___ Record extracts
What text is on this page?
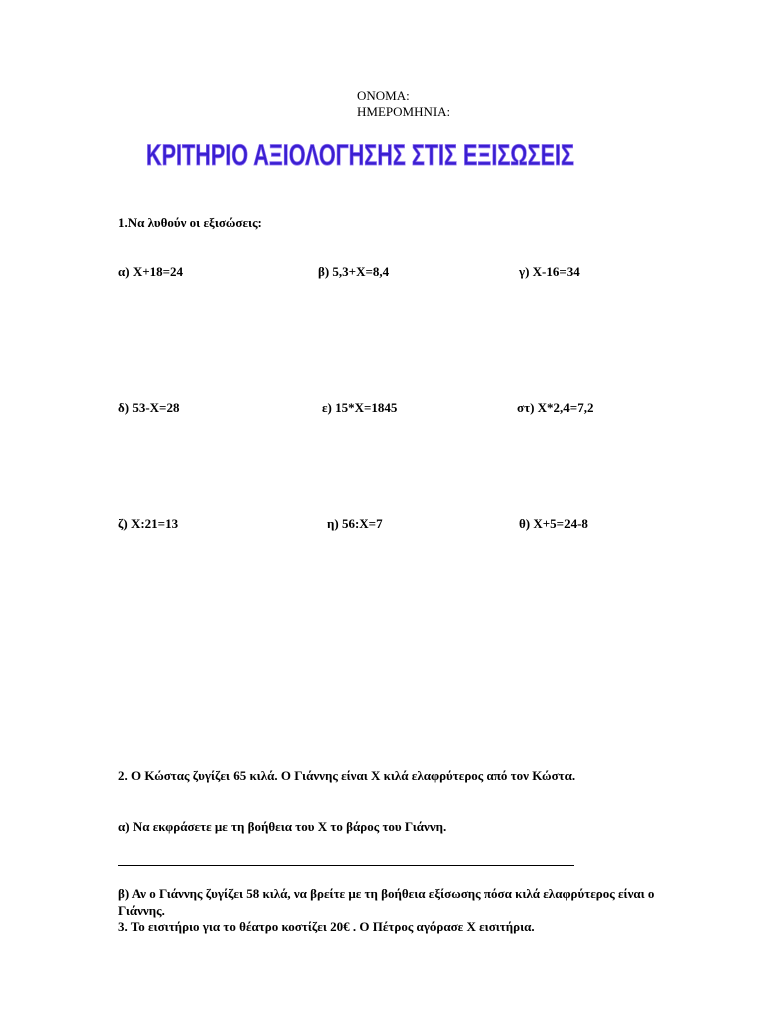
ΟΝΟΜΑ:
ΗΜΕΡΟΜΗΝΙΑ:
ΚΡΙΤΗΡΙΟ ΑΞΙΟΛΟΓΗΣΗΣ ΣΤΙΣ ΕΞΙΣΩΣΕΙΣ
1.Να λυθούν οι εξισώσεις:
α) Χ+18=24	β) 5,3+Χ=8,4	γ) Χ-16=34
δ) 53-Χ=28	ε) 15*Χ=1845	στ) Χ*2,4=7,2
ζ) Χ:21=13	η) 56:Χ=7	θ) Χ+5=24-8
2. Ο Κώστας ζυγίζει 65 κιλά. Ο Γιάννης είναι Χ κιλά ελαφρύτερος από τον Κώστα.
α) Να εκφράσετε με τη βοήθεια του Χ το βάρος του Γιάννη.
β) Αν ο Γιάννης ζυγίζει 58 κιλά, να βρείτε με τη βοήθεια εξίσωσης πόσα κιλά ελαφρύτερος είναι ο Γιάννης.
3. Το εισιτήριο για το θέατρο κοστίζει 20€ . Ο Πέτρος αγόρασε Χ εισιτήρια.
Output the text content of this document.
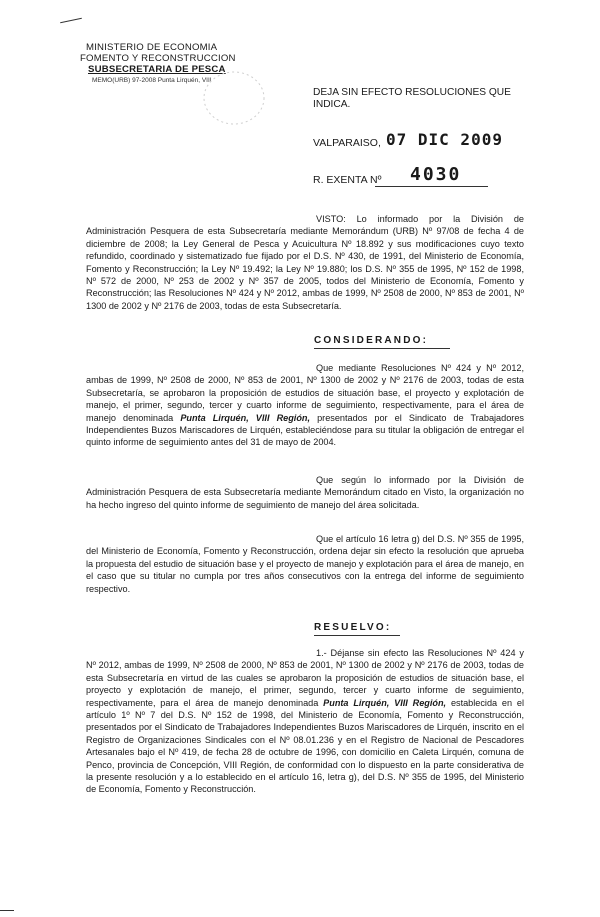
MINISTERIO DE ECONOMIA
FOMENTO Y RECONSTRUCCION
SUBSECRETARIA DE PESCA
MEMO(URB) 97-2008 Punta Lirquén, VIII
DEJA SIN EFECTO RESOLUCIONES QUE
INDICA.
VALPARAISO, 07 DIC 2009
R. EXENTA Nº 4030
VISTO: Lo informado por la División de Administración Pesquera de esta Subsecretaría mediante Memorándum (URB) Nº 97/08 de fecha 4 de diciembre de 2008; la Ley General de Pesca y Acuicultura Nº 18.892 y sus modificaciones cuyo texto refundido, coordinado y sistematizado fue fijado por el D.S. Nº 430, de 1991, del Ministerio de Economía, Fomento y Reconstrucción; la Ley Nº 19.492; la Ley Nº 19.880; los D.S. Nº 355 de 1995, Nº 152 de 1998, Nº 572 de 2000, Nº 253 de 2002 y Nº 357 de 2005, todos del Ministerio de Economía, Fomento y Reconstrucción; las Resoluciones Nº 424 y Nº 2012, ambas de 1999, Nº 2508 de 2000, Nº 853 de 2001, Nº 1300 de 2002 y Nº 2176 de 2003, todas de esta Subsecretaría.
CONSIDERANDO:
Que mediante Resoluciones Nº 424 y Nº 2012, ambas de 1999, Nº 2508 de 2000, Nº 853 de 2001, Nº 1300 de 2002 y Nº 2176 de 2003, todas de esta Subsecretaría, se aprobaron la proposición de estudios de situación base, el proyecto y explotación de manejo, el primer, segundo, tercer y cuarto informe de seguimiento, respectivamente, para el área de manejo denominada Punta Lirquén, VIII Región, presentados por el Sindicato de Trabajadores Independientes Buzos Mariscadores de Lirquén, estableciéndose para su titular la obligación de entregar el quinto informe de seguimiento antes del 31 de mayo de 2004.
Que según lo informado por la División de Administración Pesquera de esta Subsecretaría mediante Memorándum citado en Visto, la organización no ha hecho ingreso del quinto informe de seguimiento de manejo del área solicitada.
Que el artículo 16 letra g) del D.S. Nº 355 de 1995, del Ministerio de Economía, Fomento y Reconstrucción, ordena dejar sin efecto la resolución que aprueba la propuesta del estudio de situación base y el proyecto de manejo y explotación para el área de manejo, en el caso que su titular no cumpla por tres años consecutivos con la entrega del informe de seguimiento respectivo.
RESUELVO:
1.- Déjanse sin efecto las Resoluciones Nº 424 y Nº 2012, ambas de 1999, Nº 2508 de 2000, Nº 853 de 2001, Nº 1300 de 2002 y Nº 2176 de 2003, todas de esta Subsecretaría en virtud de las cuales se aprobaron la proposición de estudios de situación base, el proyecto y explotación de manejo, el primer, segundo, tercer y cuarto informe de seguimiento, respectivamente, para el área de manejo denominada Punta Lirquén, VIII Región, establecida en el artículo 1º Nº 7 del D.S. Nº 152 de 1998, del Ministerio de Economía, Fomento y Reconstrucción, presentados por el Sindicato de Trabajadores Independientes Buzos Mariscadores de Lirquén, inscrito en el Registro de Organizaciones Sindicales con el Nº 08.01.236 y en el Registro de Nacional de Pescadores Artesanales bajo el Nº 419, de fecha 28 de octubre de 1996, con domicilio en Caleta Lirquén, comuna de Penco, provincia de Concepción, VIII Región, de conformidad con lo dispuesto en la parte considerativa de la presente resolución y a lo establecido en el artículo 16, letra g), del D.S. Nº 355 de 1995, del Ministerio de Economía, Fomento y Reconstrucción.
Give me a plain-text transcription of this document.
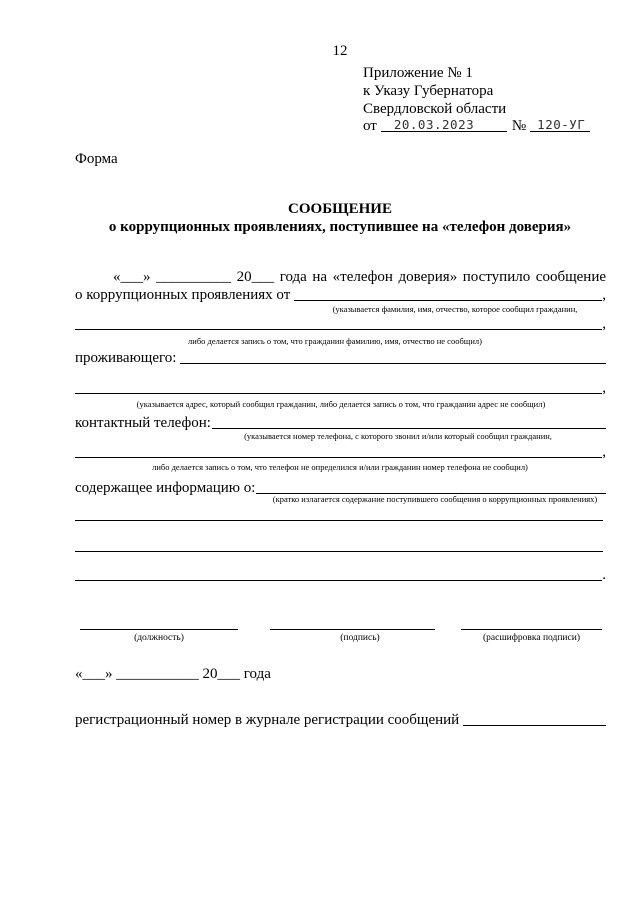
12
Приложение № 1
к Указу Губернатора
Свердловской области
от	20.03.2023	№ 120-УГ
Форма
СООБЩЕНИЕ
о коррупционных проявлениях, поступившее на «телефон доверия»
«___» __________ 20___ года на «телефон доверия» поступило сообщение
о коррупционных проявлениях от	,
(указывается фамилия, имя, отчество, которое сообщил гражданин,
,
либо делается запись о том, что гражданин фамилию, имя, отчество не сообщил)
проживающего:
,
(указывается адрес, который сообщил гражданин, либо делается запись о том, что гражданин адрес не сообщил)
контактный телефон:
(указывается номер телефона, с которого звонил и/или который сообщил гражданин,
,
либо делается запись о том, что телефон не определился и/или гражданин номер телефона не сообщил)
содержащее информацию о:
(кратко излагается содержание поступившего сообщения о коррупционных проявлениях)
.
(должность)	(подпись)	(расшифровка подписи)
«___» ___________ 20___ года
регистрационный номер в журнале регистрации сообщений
______
**What you need to do**
Repeat the records word for word. Any picture in them should be left out.

**Final result**
What text is on this page?
ΟΝΟΜΑ:
ΗΜΕΡΟΜΗΝΙΑ:
ΚΡΙΤΗΡΙΟ ΑΞΙΟΛΟΓΗΣΗΣ ΣΤΙΣ ΕΞΙΣΩΣΕΙΣ
1.Να λυθούν οι εξισώσεις:
α) Χ+18=24	β) 5,3+Χ=8,4	γ) Χ-16=34
δ) 53-Χ=28	ε) 15*Χ=1845	στ) Χ*2,4=7,2
ζ) Χ:21=13	η) 56:Χ=7	θ) Χ+5=24-8
2. Ο Κώστας ζυγίζει 65 κιλά. Ο Γιάννης είναι Χ κιλά ελαφρύτερος από τον Κώστα.
α) Να εκφράσετε με τη βοήθεια του Χ το βάρος του Γιάννη.
β) Αν ο Γιάννης ζυγίζει 58 κιλά, να βρείτε με τη βοήθεια εξίσωσης πόσα κιλά ελαφρύτερος είναι ο Γιάννης.
3. Το εισιτήριο για το θέατρο κοστίζει 20€ . Ο Πέτρος αγόρασε Χ εισιτήρια.
Output the text content of this document.
MINISTERIO DE ECONOMIA
FOMENTO Y RECONSTRUCCION
SUBSECRETARIA DE PESCA
MEMO(URB) 97-2008 Punta Lirquén, VIII
DEJA SIN EFECTO RESOLUCIONES QUE
INDICA.
VALPARAISO, 07 DIC 2009
R. EXENTA Nº 4030
VISTO: Lo informado por la División de Administración Pesquera de esta Subsecretaría mediante Memorándum (URB) Nº 97/08 de fecha 4 de diciembre de 2008; la Ley General de Pesca y Acuicultura Nº 18.892 y sus modificaciones cuyo texto refundido, coordinado y sistematizado fue fijado por el D.S. Nº 430, de 1991, del Ministerio de Economía, Fomento y Reconstrucción; la Ley Nº 19.492; la Ley Nº 19.880; los D.S. Nº 355 de 1995, Nº 152 de 1998, Nº 572 de 2000, Nº 253 de 2002 y Nº 357 de 2005, todos del Ministerio de Economía, Fomento y Reconstrucción; las Resoluciones Nº 424 y Nº 2012, ambas de 1999, Nº 2508 de 2000, Nº 853 de 2001, Nº 1300 de 2002 y Nº 2176 de 2003, todas de esta Subsecretaría.
CONSIDERANDO:
Que mediante Resoluciones Nº 424 y Nº 2012, ambas de 1999, Nº 2508 de 2000, Nº 853 de 2001, Nº 1300 de 2002 y Nº 2176 de 2003, todas de esta Subsecretaría, se aprobaron la proposición de estudios de situación base, el proyecto y explotación de manejo, el primer, segundo, tercer y cuarto informe de seguimiento, respectivamente, para el área de manejo denominada Punta Lirquén, VIII Región, presentados por el Sindicato de Trabajadores Independientes Buzos Mariscadores de Lirquén, estableciéndose para su titular la obligación de entregar el quinto informe de seguimiento antes del 31 de mayo de 2004.
Que según lo informado por la División de Administración Pesquera de esta Subsecretaría mediante Memorándum citado en Visto, la organización no ha hecho ingreso del quinto informe de seguimiento de manejo del área solicitada.
Que el artículo 16 letra g) del D.S. Nº 355 de 1995, del Ministerio de Economía, Fomento y Reconstrucción, ordena dejar sin efecto la resolución que aprueba la propuesta del estudio de situación base y el proyecto de manejo y explotación para el área de manejo, en el caso que su titular no cumpla por tres años consecutivos con la entrega del informe de seguimiento respectivo.
RESUELVO:
1.- Déjanse sin efecto las Resoluciones Nº 424 y Nº 2012, ambas de 1999, Nº 2508 de 2000, Nº 853 de 2001, Nº 1300 de 2002 y Nº 2176 de 2003, todas de esta Subsecretaría en virtud de las cuales se aprobaron la proposición de estudios de situación base, el proyecto y explotación de manejo, el primer, segundo, tercer y cuarto informe de seguimiento, respectivamente, para el área de manejo denominada Punta Lirquén, VIII Región, establecida en el artículo 1º Nº 7 del D.S. Nº 152 de 1998, del Ministerio de Economía, Fomento y Reconstrucción, presentados por el Sindicato de Trabajadores Independientes Buzos Mariscadores de Lirquén, inscrito en el Registro de Organizaciones Sindicales con el Nº 08.01.236 y en el Registro de Nacional de Pescadores Artesanales bajo el Nº 419, de fecha 28 de octubre de 1996, con domicilio en Caleta Lirquén, comuna de Penco, provincia de Concepción, VIII Región, de conformidad con lo dispuesto en la parte considerativa de la presente resolución y a lo establecido en el artículo 16, letra g), del D.S. Nº 355 de 1995, del Ministerio de Economía, Fomento y Reconstrucción.
Give me a plain-text transcription of this document.
12
Приложение № 1
к Указу Губернатора
Свердловской области
от	20.03.2023	№ 120-УГ
Форма
СООБЩЕНИЕ
о коррупционных проявлениях, поступившее на «телефон доверия»
«___» __________ 20___ года на «телефон доверия» поступило сообщение
о коррупционных проявлениях от	,
(указывается фамилия, имя, отчество, которое сообщил гражданин,
,
либо делается запись о том, что гражданин фамилию, имя, отчество не сообщил)
проживающего:
,
(указывается адрес, который сообщил гражданин, либо делается запись о том, что гражданин адрес не сообщил)
контактный телефон:
(указывается номер телефона, с которого звонил и/или который сообщил гражданин,
,
либо делается запись о том, что телефон не определился и/или гражданин номер телефона не сообщил)
содержащее информацию о:
(кратко излагается содержание поступившего сообщения о коррупционных проявлениях)
.
(должность)	(подпись)	(расшифровка подписи)
«___» ___________ 20___ года
регистрационный номер в журнале регистрации сообщений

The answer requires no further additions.